**Requirement:**
In your copy, leave out the pictures; write out all the data exactly.

-- Information given start --

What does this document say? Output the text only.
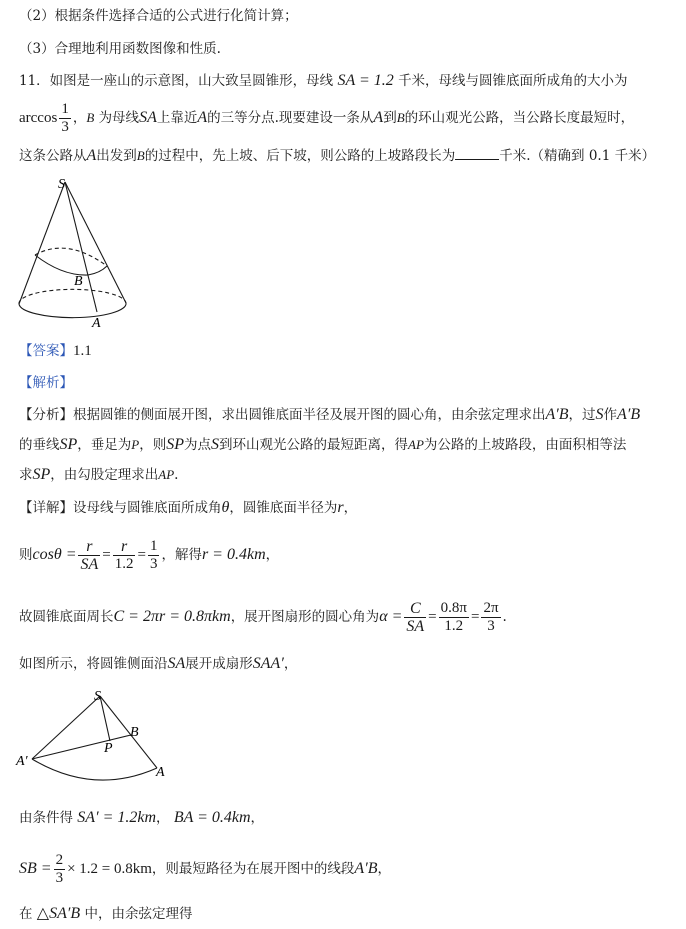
（2）根据条件选择合适的公式进行化简计算；
（3）合理地利用函数图像和性质.
11．如图是一座山的示意图，山大致呈圆锥形，母线 SA = 1.2 千米，母线与圆锥底面所成角的大小为
$\arccos \frac{1}{3}$ ，B 为母线SA上靠近A的三等分点.现要建设一条从A到B的环山观光公路，当公路长度最短时，
这条公路从A出发到B的过程中，先上坡、后下坡，则公路的上坡路段长为	千米.（精确到 0.1 千米）
S
B
A
【答案】1.1
【解析】
【分析】根据圆锥的侧面展开图，求出圆锥底面半径及展开图的圆心角，由余弦定理求出A′B，过S作A′B
的垂线SP，垂足为P，则SP为点S到环山观光公路的最短距离，得AP为公路的上坡路段，由面积相等法
求SP，由勾股定理求出AP.
【详解】设母线与圆锥底面所成角θ，圆锥底面半径为r，
则$\cos\theta = \frac{r}{SA} = \frac{r}{1.2} = \frac{1}{3}$ ，解得r = 0.4km，
故圆锥底面周长C = 2πr = 0.8πkm，展开图扇形的圆心角为$\alpha = \frac{C}{SA} = \frac{0.8\pi}{1.2} = \frac{2\pi}{3}$ .
如图所示，将圆锥侧面沿SA展开成扇形SAA′，
S
B
P
A
A′
由条件得 SA′ = 1.2km， BA = 0.4km，
SB = $\frac{2}{3} \times 1.2 = 0.8km$，则最短路径为在展开图中的线段A′B，
在 △SA′B 中，由余弦定理得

-- Information given end --

**Final answer:**
What does this document say? Output the text only.
（2）根据条件选择合适的公式进行化简计算；
（3）合理地利用函数图像和性质.
11．如图是一座山的示意图，山大致呈圆锥形，母线 SA = 1.2 千米，母线与圆锥底面所成角的大小为
$\arccos \frac{1}{3}$ ，B 为母线SA上靠近A的三等分点.现要建设一条从A到B的环山观光公路，当公路长度最短时，
这条公路从A出发到B的过程中，先上坡、后下坡，则公路的上坡路段长为	千米.（精确到 0.1 千米）
S
B
A
【答案】1.1
【解析】
【分析】根据圆锥的侧面展开图，求出圆锥底面半径及展开图的圆心角，由余弦定理求出A′B，过S作A′B
的垂线SP，垂足为P，则SP为点S到环山观光公路的最短距离，得AP为公路的上坡路段，由面积相等法
求SP，由勾股定理求出AP.
【详解】设母线与圆锥底面所成角θ，圆锥底面半径为r，
则$\cos\theta = \frac{r}{SA} = \frac{r}{1.2} = \frac{1}{3}$ ，解得r = 0.4km，
故圆锥底面周长C = 2πr = 0.8πkm，展开图扇形的圆心角为$\alpha = \frac{C}{SA} = \frac{0.8\pi}{1.2} = \frac{2\pi}{3}$ .
如图所示，将圆锥侧面沿SA展开成扇形SAA′，
S
B
P
A
A′
由条件得 SA′ = 1.2km， BA = 0.4km，
SB = $\frac{2}{3} \times 1.2 = 0.8km$，则最短路径为在展开图中的线段A′B，
在 △SA′B 中，由余弦定理得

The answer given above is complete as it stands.